Problem description: Pick out each line of the records in which the word "your" appears.
======== Provided data
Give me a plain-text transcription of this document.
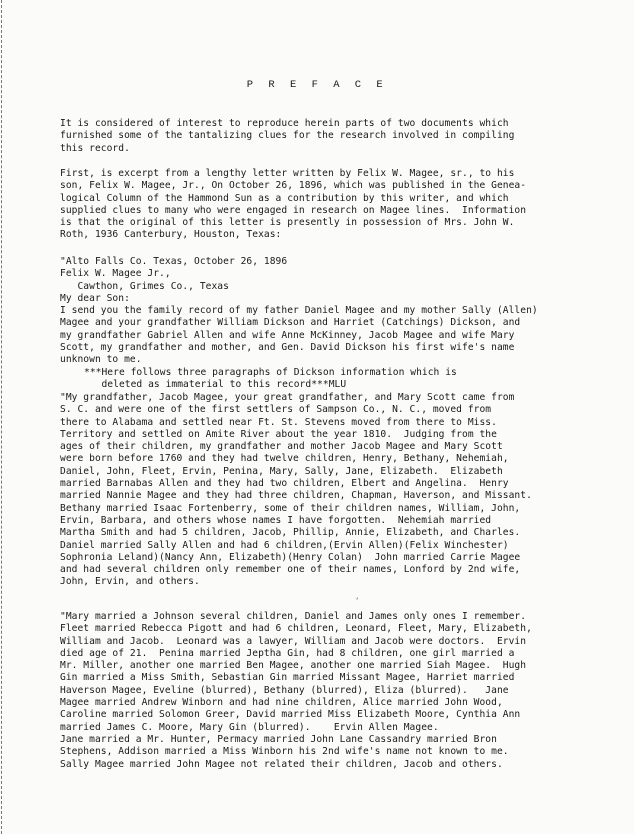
P R E F A C E
It is considered of interest to reproduce herein parts of two documents which
furnished some of the tantalizing clues for the research involved in compiling
this record.
First, is excerpt from a lengthy letter written by Felix W. Magee, sr., to his
son, Felix W. Magee, Jr., On October 26, 1896, which was published in the Genea-
logical Column of the Hammond Sun as a contribution by this writer, and which
supplied clues to many who were engaged in research on Magee lines.  Information
is that the original of this letter is presently in possession of Mrs. John W.
Roth, 1936 Canterbury, Houston, Texas:
"Alto Falls Co. Texas, October 26, 1896
Felix W. Magee Jr.,
Cawthon, Grimes Co., Texas
My dear Son:
I send you the family record of my father Daniel Magee and my mother Sally (Allen)
Magee and your grandfather William Dickson and Harriet (Catchings) Dickson, and
my grandfather Gabriel Allen and wife Anne McKinney, Jacob Magee and wife Mary
Scott, my grandfather and mother, and Gen. David Dickson his first wife's name
unknown to me.
***Here follows three paragraphs of Dickson information which is
deleted as immaterial to this record***MLU
"My grandfather, Jacob Magee, your great grandfather, and Mary Scott came from
S. C. and were one of the first settlers of Sampson Co., N. C., moved from
there to Alabama and settled near Ft. St. Stevens moved from there to Miss.
Territory and settled on Amite River about the year 1810.  Judging from the
ages of their children, my grandfather and mother Jacob Magee and Mary Scott
were born before 1760 and they had twelve children, Henry, Bethany, Nehemiah,
Daniel, John, Fleet, Ervin, Penina, Mary, Sally, Jane, Elizabeth.  Elizabeth
married Barnabas Allen and they had two children, Elbert and Angelina.  Henry
married Nannie Magee and they had three children, Chapman, Haverson, and Missant.
Bethany married Isaac Fortenberry, some of their children names, William, John,
Ervin, Barbara, and others whose names I have forgotten.  Nehemiah married
Martha Smith and had 5 children, Jacob, Phillip, Annie, Elizabeth, and Charles.
Daniel married Sally Allen and had 6 children,(Ervin Allen)(Felix Winchester)
Sophronia Leland)(Nancy Ann, Elizabeth)(Henry Colan)  John married Carrie Magee
and had several children only remember one of their names, Lonford by 2nd wife,
John, Ervin, and others.
‘
"Mary married a Johnson several children, Daniel and James only ones I remember.
Fleet married Rebecca Pigott and had 6 children, Leonard, Fleet, Mary, Elizabeth,
William and Jacob.  Leonard was a lawyer, William and Jacob were doctors.  Ervin
died age of 21.  Penina married Jeptha Gin, had 8 children, one girl married a
Mr. Miller, another one married Ben Magee, another one married Siah Magee.  Hugh
Gin married a Miss Smith, Sebastian Gin married Missant Magee, Harriet married
Haverson Magee, Eveline (blurred), Bethany (blurred), Eliza (blurred).   Jane
Magee married Andrew Winborn and had nine children, Alice married John Wood,
Caroline married Solomon Greer, David married Miss Elizabeth Moore, Cynthia Ann
married James C. Moore, Mary Gin (blurred).    Ervin Allen Magee.
Jane married a Mr. Hunter, Permacy married John Lane Cassandry married Bron
Stephens, Addison married a Miss Winborn his 2nd wife's name not known to me.
Sally Magee married John Magee not related their children, Jacob and others.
================
Problem solution:
Magee and your grandfather William Dickson and Harriet (Catchings) Dickson, and
"My grandfather, Jacob Magee, your great grandfather, and Mary Scott came from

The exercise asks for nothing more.